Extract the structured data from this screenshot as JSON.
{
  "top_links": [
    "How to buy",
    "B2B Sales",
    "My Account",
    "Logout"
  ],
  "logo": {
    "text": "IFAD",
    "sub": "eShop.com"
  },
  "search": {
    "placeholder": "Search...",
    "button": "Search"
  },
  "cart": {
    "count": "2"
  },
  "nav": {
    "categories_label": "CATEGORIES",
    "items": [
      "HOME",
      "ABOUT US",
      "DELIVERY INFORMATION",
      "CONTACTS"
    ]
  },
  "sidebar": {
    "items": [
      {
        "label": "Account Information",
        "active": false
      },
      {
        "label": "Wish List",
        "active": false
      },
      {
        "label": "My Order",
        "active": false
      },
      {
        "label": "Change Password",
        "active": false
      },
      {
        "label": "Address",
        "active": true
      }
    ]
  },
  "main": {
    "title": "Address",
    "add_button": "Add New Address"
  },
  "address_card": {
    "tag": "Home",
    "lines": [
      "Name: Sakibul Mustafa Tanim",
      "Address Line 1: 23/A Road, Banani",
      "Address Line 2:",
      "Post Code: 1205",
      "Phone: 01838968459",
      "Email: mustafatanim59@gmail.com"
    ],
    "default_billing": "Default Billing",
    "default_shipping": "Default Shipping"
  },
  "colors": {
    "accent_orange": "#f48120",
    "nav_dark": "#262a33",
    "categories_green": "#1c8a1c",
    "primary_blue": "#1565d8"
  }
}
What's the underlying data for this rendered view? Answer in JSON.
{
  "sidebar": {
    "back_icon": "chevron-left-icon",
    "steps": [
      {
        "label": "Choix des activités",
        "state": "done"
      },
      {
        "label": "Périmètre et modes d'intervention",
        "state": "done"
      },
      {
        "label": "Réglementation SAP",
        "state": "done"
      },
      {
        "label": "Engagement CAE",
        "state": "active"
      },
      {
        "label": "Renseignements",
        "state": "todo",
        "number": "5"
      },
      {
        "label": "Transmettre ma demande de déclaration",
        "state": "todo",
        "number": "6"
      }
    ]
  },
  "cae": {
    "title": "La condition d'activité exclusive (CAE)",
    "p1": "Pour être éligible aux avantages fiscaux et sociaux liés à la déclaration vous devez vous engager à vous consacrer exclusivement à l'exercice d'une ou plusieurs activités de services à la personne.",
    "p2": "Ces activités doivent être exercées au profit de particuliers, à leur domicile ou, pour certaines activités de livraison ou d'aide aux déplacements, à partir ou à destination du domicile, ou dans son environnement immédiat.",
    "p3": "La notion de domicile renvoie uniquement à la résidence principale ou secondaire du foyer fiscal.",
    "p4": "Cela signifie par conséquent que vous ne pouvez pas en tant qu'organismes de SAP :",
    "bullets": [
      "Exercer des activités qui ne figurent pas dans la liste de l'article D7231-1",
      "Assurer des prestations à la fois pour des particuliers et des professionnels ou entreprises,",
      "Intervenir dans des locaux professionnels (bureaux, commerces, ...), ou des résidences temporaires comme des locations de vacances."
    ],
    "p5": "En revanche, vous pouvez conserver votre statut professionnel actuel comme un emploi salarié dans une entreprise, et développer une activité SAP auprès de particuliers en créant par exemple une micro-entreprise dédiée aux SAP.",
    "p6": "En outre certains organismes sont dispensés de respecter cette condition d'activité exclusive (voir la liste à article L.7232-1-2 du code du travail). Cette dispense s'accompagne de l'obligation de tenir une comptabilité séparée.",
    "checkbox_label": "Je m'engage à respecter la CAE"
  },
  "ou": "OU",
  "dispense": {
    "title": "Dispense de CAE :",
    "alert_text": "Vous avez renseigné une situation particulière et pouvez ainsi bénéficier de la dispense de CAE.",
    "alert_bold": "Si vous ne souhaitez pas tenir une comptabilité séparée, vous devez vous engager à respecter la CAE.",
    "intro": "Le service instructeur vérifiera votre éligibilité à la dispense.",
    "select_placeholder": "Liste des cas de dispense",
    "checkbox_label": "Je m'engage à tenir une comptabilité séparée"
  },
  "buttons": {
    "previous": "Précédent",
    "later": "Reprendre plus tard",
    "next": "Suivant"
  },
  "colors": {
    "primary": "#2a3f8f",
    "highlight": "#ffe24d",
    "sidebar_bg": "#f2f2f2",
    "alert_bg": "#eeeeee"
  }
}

> [EXERCISE] Above are some records. Print them all exactly.

> [CORRECT OUTPUT]
Extract the structured data from this screenshot as JSON.
{
  "top_links": [
    "How to buy",
    "B2B Sales",
    "My Account",
    "Logout"
  ],
  "logo": {
    "text": "IFAD",
    "sub": "eShop.com"
  },
  "search": {
    "placeholder": "Search...",
    "button": "Search"
  },
  "cart": {
    "count": "2"
  },
  "nav": {
    "categories_label": "CATEGORIES",
    "items": [
      "HOME",
      "ABOUT US",
      "DELIVERY INFORMATION",
      "CONTACTS"
    ]
  },
  "sidebar": {
    "items": [
      {
        "label": "Account Information",
        "active": false
      },
      {
        "label": "Wish List",
        "active": false
      },
      {
        "label": "My Order",
        "active": false
      },
      {
        "label": "Change Password",
        "active": false
      },
      {
        "label": "Address",
        "active": true
      }
    ]
  },
  "main": {
    "title": "Address",
    "add_button": "Add New Address"
  },
  "address_card": {
    "tag": "Home",
    "lines": [
      "Name: Sakibul Mustafa Tanim",
      "Address Line 1: 23/A Road, Banani",
      "Address Line 2:",
      "Post Code: 1205",
      "Phone: 01838968459",
      "Email: mustafatanim59@gmail.com"
    ],
    "default_billing": "Default Billing",
    "default_shipping": "Default Shipping"
  },
  "colors": {
    "accent_orange": "#f48120",
    "nav_dark": "#262a33",
    "categories_green": "#1c8a1c",
    "primary_blue": "#1565d8"
  }
}
What's the underlying data for this rendered view? Answer in JSON.
{
  "sidebar": {
    "back_icon": "chevron-left-icon",
    "steps": [
      {
        "label": "Choix des activités",
        "state": "done"
      },
      {
        "label": "Périmètre et modes d'intervention",
        "state": "done"
      },
      {
        "label": "Réglementation SAP",
        "state": "done"
      },
      {
        "label": "Engagement CAE",
        "state": "active"
      },
      {
        "label": "Renseignements",
        "state": "todo",
        "number": "5"
      },
      {
        "label": "Transmettre ma demande de déclaration",
        "state": "todo",
        "number": "6"
      }
    ]
  },
  "cae": {
    "title": "La condition d'activité exclusive (CAE)",
    "p1": "Pour être éligible aux avantages fiscaux et sociaux liés à la déclaration vous devez vous engager à vous consacrer exclusivement à l'exercice d'une ou plusieurs activités de services à la personne.",
    "p2": "Ces activités doivent être exercées au profit de particuliers, à leur domicile ou, pour certaines activités de livraison ou d'aide aux déplacements, à partir ou à destination du domicile, ou dans son environnement immédiat.",
    "p3": "La notion de domicile renvoie uniquement à la résidence principale ou secondaire du foyer fiscal.",
    "p4": "Cela signifie par conséquent que vous ne pouvez pas en tant qu'organismes de SAP :",
    "bullets": [
      "Exercer des activités qui ne figurent pas dans la liste de l'article D7231-1",
      "Assurer des prestations à la fois pour des particuliers et des professionnels ou entreprises,",
      "Intervenir dans des locaux professionnels (bureaux, commerces, ...), ou des résidences temporaires comme des locations de vacances."
    ],
    "p5": "En revanche, vous pouvez conserver votre statut professionnel actuel comme un emploi salarié dans une entreprise, et développer une activité SAP auprès de particuliers en créant par exemple une micro-entreprise dédiée aux SAP.",
    "p6": "En outre certains organismes sont dispensés de respecter cette condition d'activité exclusive (voir la liste à article L.7232-1-2 du code du travail). Cette dispense s'accompagne de l'obligation de tenir une comptabilité séparée.",
    "checkbox_label": "Je m'engage à respecter la CAE"
  },
  "ou": "OU",
  "dispense": {
    "title": "Dispense de CAE :",
    "alert_text": "Vous avez renseigné une situation particulière et pouvez ainsi bénéficier de la dispense de CAE.",
    "alert_bold": "Si vous ne souhaitez pas tenir une comptabilité séparée, vous devez vous engager à respecter la CAE.",
    "intro": "Le service instructeur vérifiera votre éligibilité à la dispense.",
    "select_placeholder": "Liste des cas de dispense",
    "checkbox_label": "Je m'engage à tenir une comptabilité séparée"
  },
  "buttons": {
    "previous": "Précédent",
    "later": "Reprendre plus tard",
    "next": "Suivant"
  },
  "colors": {
    "primary": "#2a3f8f",
    "highlight": "#ffe24d",
    "sidebar_bg": "#f2f2f2",
    "alert_bg": "#eeeeee"
  }
}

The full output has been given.